• _Document segment_:
===============

Other criteria[edit]

Unlike castes, which form part of a complex and interrelated local economic exchange system, tribes tend to form self-sufficient economic units. For most tribal people, land-use rights traditionally derive simply from tribal membership. Tribal society tends to the egalitarian, with its leadership based on ties of kinship and personality rather than on hereditary status. Tribes typically consist of segmentary lineages whose extended families provide the basis for social organisation and control. Tribal religion recognises no authority outside the tribe.

Any of these criteria may not apply in specific instances. Language does not always give an accurate indicator of tribal or caste status. Especially in regions of mixed population, many tribal groups have lost their original languages and simply speak local or regional languages. In parts of Assam—an area historically divided between warring tribes and villages—increased contact among villagers began during the colonial period, and has accelerated since independence in 1947. A pidgin Assamese developed, whereas educated tribal members learnt Hindi and, in the late twentieth century, English.

===============

• _Supplied material_:
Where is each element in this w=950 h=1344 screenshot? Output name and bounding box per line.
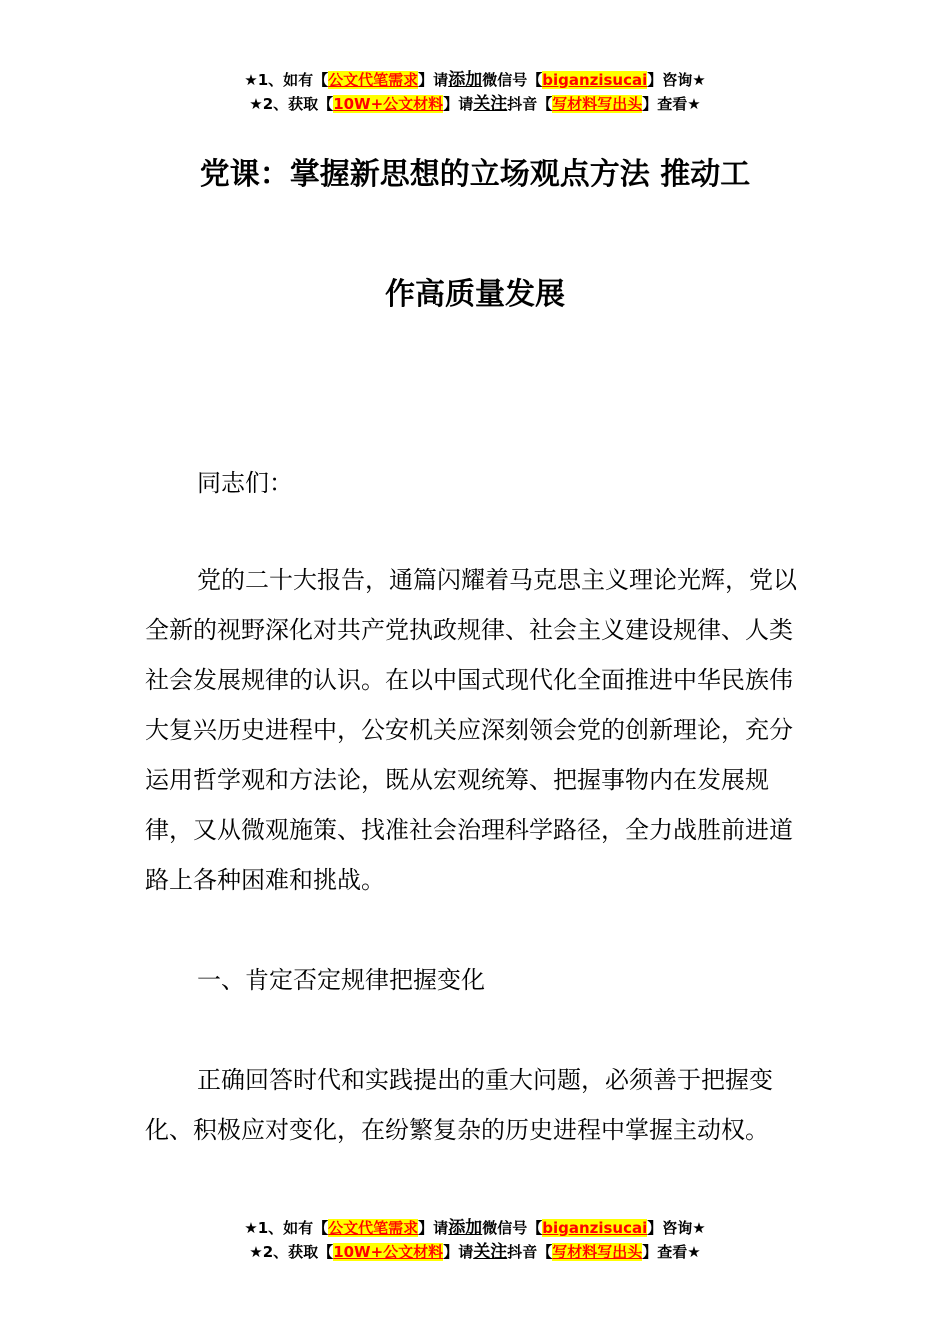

===============

• _Stated problem A_: According to the text on tribal society, what do land-use rights traditionally derive from for most tribal people?
• _Stated problem B_: Carry on the text on tribal society, starting right after its last sentence.
The lines that come after the text stand apart from it as separate material.

• _Expected output A_: Tribal membership.

• _Expected output B_:
Self-identification and group loyalty do not provide unfailing markers of tribal identity either. In the case of stratified tribes, the loyalties of clan, kin, and family may well predominate over those of tribe. In addition, tribes cannot always be viewed as people living apart; the degree of isolation of various tribes has varied tremendously. The Gonds, Santals, and Bhils traditionally have dominated the regions in which they have lived. Moreover, tribal society is not always more egalitarian than the rest of the rural populace; some of the larger tribes, such as the Gonds, are highly stratified.

The apparently wide fluctuation in estimates of South Asia's tribal population through the twentieth century gives a sense of how unclear the distinction between tribal and nontribal can be. India's 1931 census enumerated 22 million tribal people, in 1941 only 10 million were counted, but by 1961 some 30 million and in 1991 nearly 68 million tribal members were included. The differences among the figures reflect changing census criteria and the economic incentives individuals have to maintain or reject classification as a tribal member.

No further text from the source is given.